_Supplied information_
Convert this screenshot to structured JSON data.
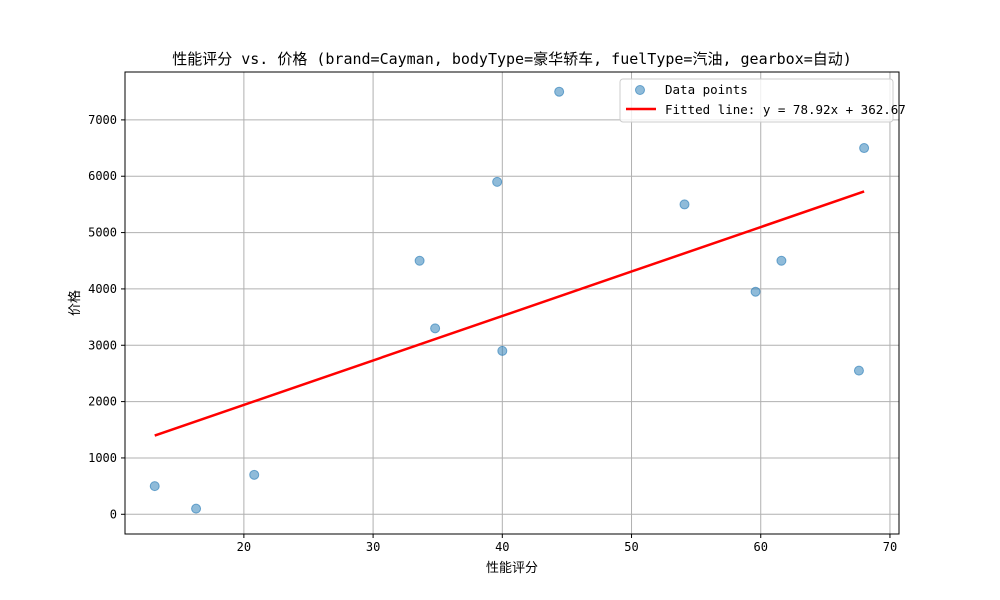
{
  "chart_data": {
    "type": "scatter",
    "title": "性能评分 vs. 价格 (brand=Cayman, bodyType=豪华轿车, fuelType=汽油, gearbox=自动)",
    "xlabel": "性能评分",
    "ylabel": "价格",
    "xlim": [
      10.8,
      70.7
    ],
    "ylim": [
      -350,
      7850
    ],
    "xticks": [
      20,
      30,
      40,
      50,
      60,
      70
    ],
    "yticks": [
      0,
      1000,
      2000,
      3000,
      4000,
      5000,
      6000,
      7000
    ],
    "grid": true,
    "legend_position": "upper-right",
    "series": [
      {
        "name": "Data points",
        "kind": "scatter",
        "color": "#1f77b4",
        "points": [
          {
            "x": 13.1,
            "y": 500
          },
          {
            "x": 16.3,
            "y": 100
          },
          {
            "x": 20.8,
            "y": 700
          },
          {
            "x": 33.6,
            "y": 4500
          },
          {
            "x": 34.8,
            "y": 3300
          },
          {
            "x": 39.6,
            "y": 5900
          },
          {
            "x": 40.0,
            "y": 2900
          },
          {
            "x": 44.4,
            "y": 7500
          },
          {
            "x": 54.1,
            "y": 5500
          },
          {
            "x": 59.6,
            "y": 3950
          },
          {
            "x": 61.6,
            "y": 4500
          },
          {
            "x": 67.6,
            "y": 2550
          },
          {
            "x": 68.0,
            "y": 6500
          }
        ]
      },
      {
        "name": "Fitted line: y = 78.92x + 362.67",
        "kind": "line",
        "color": "#ff0000",
        "slope": 78.92,
        "intercept": 362.67,
        "x_range": [
          13.1,
          68.0
        ]
      }
    ]
  }
}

_Exercise_
Write out the material above once more, exactly as it reads, with no pictures.

_Correct answer_
Convert this screenshot to structured JSON data.
{
  "chart_data": {
    "type": "scatter",
    "title": "性能评分 vs. 价格 (brand=Cayman, bodyType=豪华轿车, fuelType=汽油, gearbox=自动)",
    "xlabel": "性能评分",
    "ylabel": "价格",
    "xlim": [
      10.8,
      70.7
    ],
    "ylim": [
      -350,
      7850
    ],
    "xticks": [
      20,
      30,
      40,
      50,
      60,
      70
    ],
    "yticks": [
      0,
      1000,
      2000,
      3000,
      4000,
      5000,
      6000,
      7000
    ],
    "grid": true,
    "legend_position": "upper-right",
    "series": [
      {
        "name": "Data points",
        "kind": "scatter",
        "color": "#1f77b4",
        "points": [
          {
            "x": 13.1,
            "y": 500
          },
          {
            "x": 16.3,
            "y": 100
          },
          {
            "x": 20.8,
            "y": 700
          },
          {
            "x": 33.6,
            "y": 4500
          },
          {
            "x": 34.8,
            "y": 3300
          },
          {
            "x": 39.6,
            "y": 5900
          },
          {
            "x": 40.0,
            "y": 2900
          },
          {
            "x": 44.4,
            "y": 7500
          },
          {
            "x": 54.1,
            "y": 5500
          },
          {
            "x": 59.6,
            "y": 3950
          },
          {
            "x": 61.6,
            "y": 4500
          },
          {
            "x": 67.6,
            "y": 2550
          },
          {
            "x": 68.0,
            "y": 6500
          }
        ]
      },
      {
        "name": "Fitted line: y = 78.92x + 362.67",
        "kind": "line",
        "color": "#ff0000",
        "slope": 78.92,
        "intercept": 362.67,
        "x_range": [
          13.1,
          68.0
        ]
      }
    ]
  }
}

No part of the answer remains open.